■ Your goal ■
Leaving out the pictures, please retype each record exactly.

##########

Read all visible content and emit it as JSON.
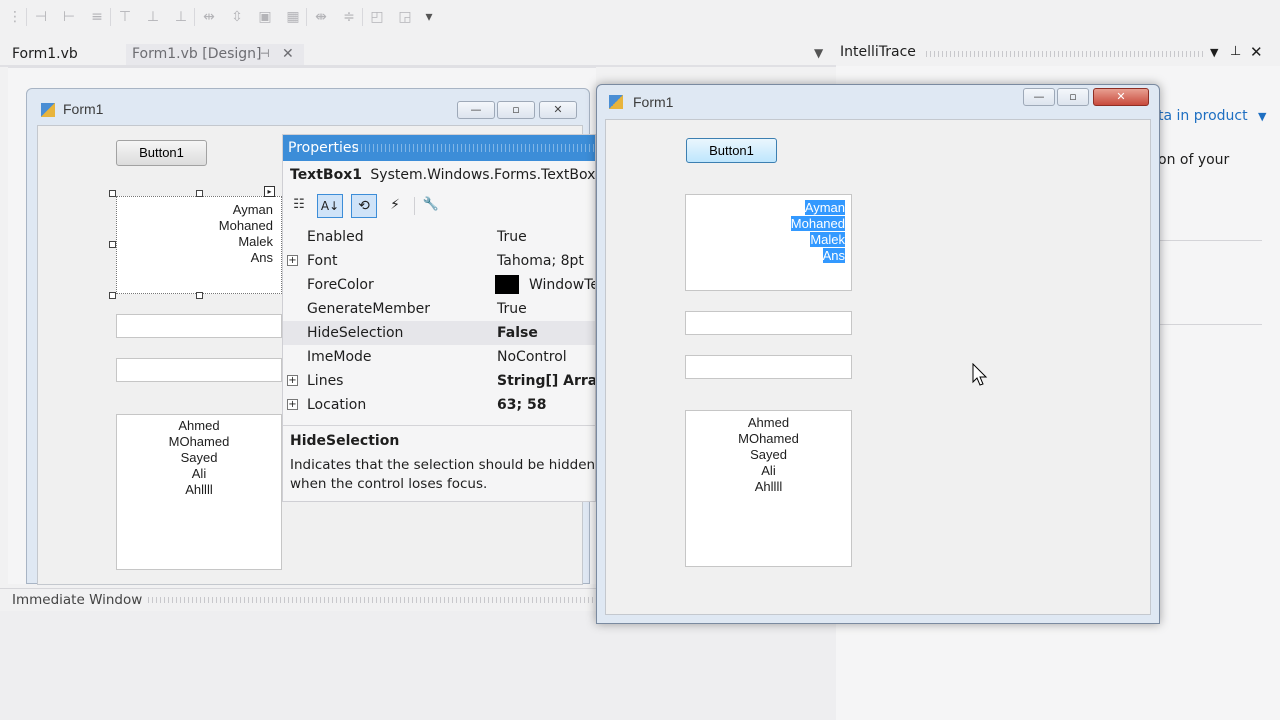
{
  "toolbar": {
    "icons": [
      "align-lefts-icon",
      "align-centers-icon",
      "align-rights-icon",
      "align-tops-icon",
      "align-middles-icon",
      "align-bottoms-icon",
      "same-width-icon",
      "same-height-icon",
      "same-size-icon",
      "size-to-grid-icon",
      "h-spacing-icon",
      "v-spacing-icon",
      "bring-front-icon",
      "send-back-icon"
    ],
    "overflow": "▾"
  },
  "doc_tabs": [
    {
      "label": "Form1.vb"
    },
    {
      "label": "Form1.vb [Design]",
      "pin": "⊣",
      "close": "✕"
    }
  ],
  "designer": {
    "form_title": "Form1",
    "button_label": "Button1",
    "textbox1_lines": [
      "Ayman",
      "Mohaned",
      "Malek",
      "Ans"
    ],
    "list_lines": [
      "Ahmed",
      "MOhamed",
      "Sayed",
      "Ali",
      "Ahllll"
    ]
  },
  "properties": {
    "title": "Properties",
    "object_name": "TextBox1",
    "object_type": "System.Windows.Forms.TextBox",
    "rows": [
      {
        "name": "Enabled",
        "value": "True",
        "expand": ""
      },
      {
        "name": "Font",
        "value": "Tahoma; 8pt",
        "expand": "+"
      },
      {
        "name": "ForeColor",
        "value": "WindowText",
        "expand": ""
      },
      {
        "name": "GenerateMember",
        "value": "True",
        "expand": ""
      },
      {
        "name": "HideSelection",
        "value": "False",
        "expand": ""
      },
      {
        "name": "ImeMode",
        "value": "NoControl",
        "expand": ""
      },
      {
        "name": "Lines",
        "value": "String[] Array",
        "expand": "+"
      },
      {
        "name": "Location",
        "value": "63; 58",
        "expand": "+"
      }
    ],
    "desc_title": "HideSelection",
    "desc_text": "Indicates that the selection should be hidden when the control loses focus."
  },
  "intellitrace": {
    "title": "IntelliTrace",
    "link": "ta in product",
    "text": "on of your"
  },
  "immediate": {
    "title": "Immediate Window"
  },
  "running_form": {
    "title": "Form1",
    "button_label": "Button1",
    "textbox1_lines": [
      "Ayman",
      "Mohaned",
      "Malek",
      "Ans"
    ],
    "list_lines": [
      "Ahmed",
      "MOhamed",
      "Sayed",
      "Ali",
      "Ahllll"
    ],
    "minimize": "—",
    "maximize": "▫",
    "close": "✕"
  },
  "colors": {
    "accent": "#3c8dd8",
    "selection": "#3399ff",
    "close_red": "#c84a3c"
  }
}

##########

■ Result ■
Read all visible content and emit it as JSON.
{
  "toolbar": {
    "icons": [
      "align-lefts-icon",
      "align-centers-icon",
      "align-rights-icon",
      "align-tops-icon",
      "align-middles-icon",
      "align-bottoms-icon",
      "same-width-icon",
      "same-height-icon",
      "same-size-icon",
      "size-to-grid-icon",
      "h-spacing-icon",
      "v-spacing-icon",
      "bring-front-icon",
      "send-back-icon"
    ],
    "overflow": "▾"
  },
  "doc_tabs": [
    {
      "label": "Form1.vb"
    },
    {
      "label": "Form1.vb [Design]",
      "pin": "⊣",
      "close": "✕"
    }
  ],
  "designer": {
    "form_title": "Form1",
    "button_label": "Button1",
    "textbox1_lines": [
      "Ayman",
      "Mohaned",
      "Malek",
      "Ans"
    ],
    "list_lines": [
      "Ahmed",
      "MOhamed",
      "Sayed",
      "Ali",
      "Ahllll"
    ]
  },
  "properties": {
    "title": "Properties",
    "object_name": "TextBox1",
    "object_type": "System.Windows.Forms.TextBox",
    "rows": [
      {
        "name": "Enabled",
        "value": "True",
        "expand": ""
      },
      {
        "name": "Font",
        "value": "Tahoma; 8pt",
        "expand": "+"
      },
      {
        "name": "ForeColor",
        "value": "WindowText",
        "expand": ""
      },
      {
        "name": "GenerateMember",
        "value": "True",
        "expand": ""
      },
      {
        "name": "HideSelection",
        "value": "False",
        "expand": ""
      },
      {
        "name": "ImeMode",
        "value": "NoControl",
        "expand": ""
      },
      {
        "name": "Lines",
        "value": "String[] Array",
        "expand": "+"
      },
      {
        "name": "Location",
        "value": "63; 58",
        "expand": "+"
      }
    ],
    "desc_title": "HideSelection",
    "desc_text": "Indicates that the selection should be hidden when the control loses focus."
  },
  "intellitrace": {
    "title": "IntelliTrace",
    "link": "ta in product",
    "text": "on of your"
  },
  "immediate": {
    "title": "Immediate Window"
  },
  "running_form": {
    "title": "Form1",
    "button_label": "Button1",
    "textbox1_lines": [
      "Ayman",
      "Mohaned",
      "Malek",
      "Ans"
    ],
    "list_lines": [
      "Ahmed",
      "MOhamed",
      "Sayed",
      "Ali",
      "Ahllll"
    ],
    "minimize": "—",
    "maximize": "▫",
    "close": "✕"
  },
  "colors": {
    "accent": "#3c8dd8",
    "selection": "#3399ff",
    "close_red": "#c84a3c"
  }
}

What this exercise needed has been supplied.